Copy out every record precisely.

─── RECORDS PROVIDED

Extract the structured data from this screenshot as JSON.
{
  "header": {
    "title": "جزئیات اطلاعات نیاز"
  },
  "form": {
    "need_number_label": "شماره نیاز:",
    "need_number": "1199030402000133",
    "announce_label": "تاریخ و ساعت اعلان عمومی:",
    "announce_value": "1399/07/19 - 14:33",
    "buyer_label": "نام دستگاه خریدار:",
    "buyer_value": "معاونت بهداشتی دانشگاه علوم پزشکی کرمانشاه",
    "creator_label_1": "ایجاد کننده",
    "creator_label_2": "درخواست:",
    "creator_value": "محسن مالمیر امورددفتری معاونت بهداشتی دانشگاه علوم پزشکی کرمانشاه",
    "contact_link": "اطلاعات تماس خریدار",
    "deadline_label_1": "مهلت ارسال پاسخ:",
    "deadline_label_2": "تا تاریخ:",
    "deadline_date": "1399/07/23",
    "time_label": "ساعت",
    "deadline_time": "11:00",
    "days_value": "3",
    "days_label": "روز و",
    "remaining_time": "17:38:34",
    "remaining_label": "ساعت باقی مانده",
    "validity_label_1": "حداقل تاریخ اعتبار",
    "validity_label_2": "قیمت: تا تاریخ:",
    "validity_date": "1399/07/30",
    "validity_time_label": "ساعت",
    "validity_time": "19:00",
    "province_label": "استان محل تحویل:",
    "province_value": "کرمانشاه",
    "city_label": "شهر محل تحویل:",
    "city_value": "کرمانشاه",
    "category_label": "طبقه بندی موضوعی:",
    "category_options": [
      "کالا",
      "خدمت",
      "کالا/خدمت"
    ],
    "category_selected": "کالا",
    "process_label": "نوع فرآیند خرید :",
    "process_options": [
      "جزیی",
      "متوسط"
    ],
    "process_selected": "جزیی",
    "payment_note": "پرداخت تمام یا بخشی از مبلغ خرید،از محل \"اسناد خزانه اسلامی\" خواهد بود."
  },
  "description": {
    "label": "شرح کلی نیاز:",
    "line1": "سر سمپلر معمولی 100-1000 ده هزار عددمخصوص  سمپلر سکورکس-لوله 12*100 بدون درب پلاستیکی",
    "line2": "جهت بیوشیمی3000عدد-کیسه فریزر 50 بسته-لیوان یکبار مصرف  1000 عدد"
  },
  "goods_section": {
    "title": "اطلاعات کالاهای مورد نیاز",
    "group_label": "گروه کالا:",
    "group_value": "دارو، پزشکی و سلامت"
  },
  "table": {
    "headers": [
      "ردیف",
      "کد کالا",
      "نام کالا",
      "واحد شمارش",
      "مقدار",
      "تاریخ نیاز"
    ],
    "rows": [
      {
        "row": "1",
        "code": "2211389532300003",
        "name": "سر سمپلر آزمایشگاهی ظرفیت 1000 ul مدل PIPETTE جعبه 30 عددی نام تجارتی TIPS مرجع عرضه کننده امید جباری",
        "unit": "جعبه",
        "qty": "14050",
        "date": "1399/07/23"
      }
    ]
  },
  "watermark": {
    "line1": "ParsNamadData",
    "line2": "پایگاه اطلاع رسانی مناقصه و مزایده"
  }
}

──────

* [EXERCISE ANSWER]
Extract the structured data from this screenshot as JSON.
{
  "header": {
    "title": "جزئیات اطلاعات نیاز"
  },
  "form": {
    "need_number_label": "شماره نیاز:",
    "need_number": "1199030402000133",
    "announce_label": "تاریخ و ساعت اعلان عمومی:",
    "announce_value": "1399/07/19 - 14:33",
    "buyer_label": "نام دستگاه خریدار:",
    "buyer_value": "معاونت بهداشتی دانشگاه علوم پزشکی کرمانشاه",
    "creator_label_1": "ایجاد کننده",
    "creator_label_2": "درخواست:",
    "creator_value": "محسن مالمیر امورددفتری معاونت بهداشتی دانشگاه علوم پزشکی کرمانشاه",
    "contact_link": "اطلاعات تماس خریدار",
    "deadline_label_1": "مهلت ارسال پاسخ:",
    "deadline_label_2": "تا تاریخ:",
    "deadline_date": "1399/07/23",
    "time_label": "ساعت",
    "deadline_time": "11:00",
    "days_value": "3",
    "days_label": "روز و",
    "remaining_time": "17:38:34",
    "remaining_label": "ساعت باقی مانده",
    "validity_label_1": "حداقل تاریخ اعتبار",
    "validity_label_2": "قیمت: تا تاریخ:",
    "validity_date": "1399/07/30",
    "validity_time_label": "ساعت",
    "validity_time": "19:00",
    "province_label": "استان محل تحویل:",
    "province_value": "کرمانشاه",
    "city_label": "شهر محل تحویل:",
    "city_value": "کرمانشاه",
    "category_label": "طبقه بندی موضوعی:",
    "category_options": [
      "کالا",
      "خدمت",
      "کالا/خدمت"
    ],
    "category_selected": "کالا",
    "process_label": "نوع فرآیند خرید :",
    "process_options": [
      "جزیی",
      "متوسط"
    ],
    "process_selected": "جزیی",
    "payment_note": "پرداخت تمام یا بخشی از مبلغ خرید،از محل \"اسناد خزانه اسلامی\" خواهد بود."
  },
  "description": {
    "label": "شرح کلی نیاز:",
    "line1": "سر سمپلر معمولی 100-1000 ده هزار عددمخصوص  سمپلر سکورکس-لوله 12*100 بدون درب پلاستیکی",
    "line2": "جهت بیوشیمی3000عدد-کیسه فریزر 50 بسته-لیوان یکبار مصرف  1000 عدد"
  },
  "goods_section": {
    "title": "اطلاعات کالاهای مورد نیاز",
    "group_label": "گروه کالا:",
    "group_value": "دارو، پزشکی و سلامت"
  },
  "table": {
    "headers": [
      "ردیف",
      "کد کالا",
      "نام کالا",
      "واحد شمارش",
      "مقدار",
      "تاریخ نیاز"
    ],
    "rows": [
      {
        "row": "1",
        "code": "2211389532300003",
        "name": "سر سمپلر آزمایشگاهی ظرفیت 1000 ul مدل PIPETTE جعبه 30 عددی نام تجارتی TIPS مرجع عرضه کننده امید جباری",
        "unit": "جعبه",
        "qty": "14050",
        "date": "1399/07/23"
      }
    ]
  },
  "watermark": {
    "line1": "ParsNamadData",
    "line2": "پایگاه اطلاع رسانی مناقصه و مزایده"
  }
}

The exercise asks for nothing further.